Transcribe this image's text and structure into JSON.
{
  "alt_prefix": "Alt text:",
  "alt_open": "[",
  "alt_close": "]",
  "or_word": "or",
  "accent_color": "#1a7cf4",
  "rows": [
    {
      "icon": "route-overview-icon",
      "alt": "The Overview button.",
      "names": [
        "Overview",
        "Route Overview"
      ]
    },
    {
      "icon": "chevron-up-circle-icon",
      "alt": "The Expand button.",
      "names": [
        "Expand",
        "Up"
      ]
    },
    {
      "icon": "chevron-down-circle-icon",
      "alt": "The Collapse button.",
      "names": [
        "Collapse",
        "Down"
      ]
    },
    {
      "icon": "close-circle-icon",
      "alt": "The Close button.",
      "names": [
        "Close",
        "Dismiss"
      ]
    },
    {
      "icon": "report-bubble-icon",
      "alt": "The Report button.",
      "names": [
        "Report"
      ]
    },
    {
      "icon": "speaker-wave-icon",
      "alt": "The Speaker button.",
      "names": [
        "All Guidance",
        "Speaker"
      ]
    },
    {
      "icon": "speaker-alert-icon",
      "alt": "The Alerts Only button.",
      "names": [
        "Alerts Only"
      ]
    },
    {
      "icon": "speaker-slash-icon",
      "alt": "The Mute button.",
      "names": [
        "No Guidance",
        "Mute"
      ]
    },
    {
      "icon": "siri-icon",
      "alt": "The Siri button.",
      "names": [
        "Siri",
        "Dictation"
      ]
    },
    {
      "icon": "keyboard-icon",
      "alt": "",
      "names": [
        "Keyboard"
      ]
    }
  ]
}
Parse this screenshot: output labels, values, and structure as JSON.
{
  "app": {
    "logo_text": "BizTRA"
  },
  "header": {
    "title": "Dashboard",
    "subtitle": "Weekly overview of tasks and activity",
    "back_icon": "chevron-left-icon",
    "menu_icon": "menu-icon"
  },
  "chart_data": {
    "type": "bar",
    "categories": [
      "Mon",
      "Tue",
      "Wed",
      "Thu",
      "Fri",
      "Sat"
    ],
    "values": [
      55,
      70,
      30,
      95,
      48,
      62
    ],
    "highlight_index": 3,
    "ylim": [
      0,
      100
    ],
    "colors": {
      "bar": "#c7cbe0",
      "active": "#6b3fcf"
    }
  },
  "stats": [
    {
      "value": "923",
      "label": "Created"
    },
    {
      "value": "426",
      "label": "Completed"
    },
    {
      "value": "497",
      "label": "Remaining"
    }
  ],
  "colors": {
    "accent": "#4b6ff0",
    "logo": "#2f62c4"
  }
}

> **The exercise**
Find the string "Only" in the records, then copy each line where it occurs.

> **Solution to this problem**
      "alt": "The Alerts Only button.",
        "Alerts Only"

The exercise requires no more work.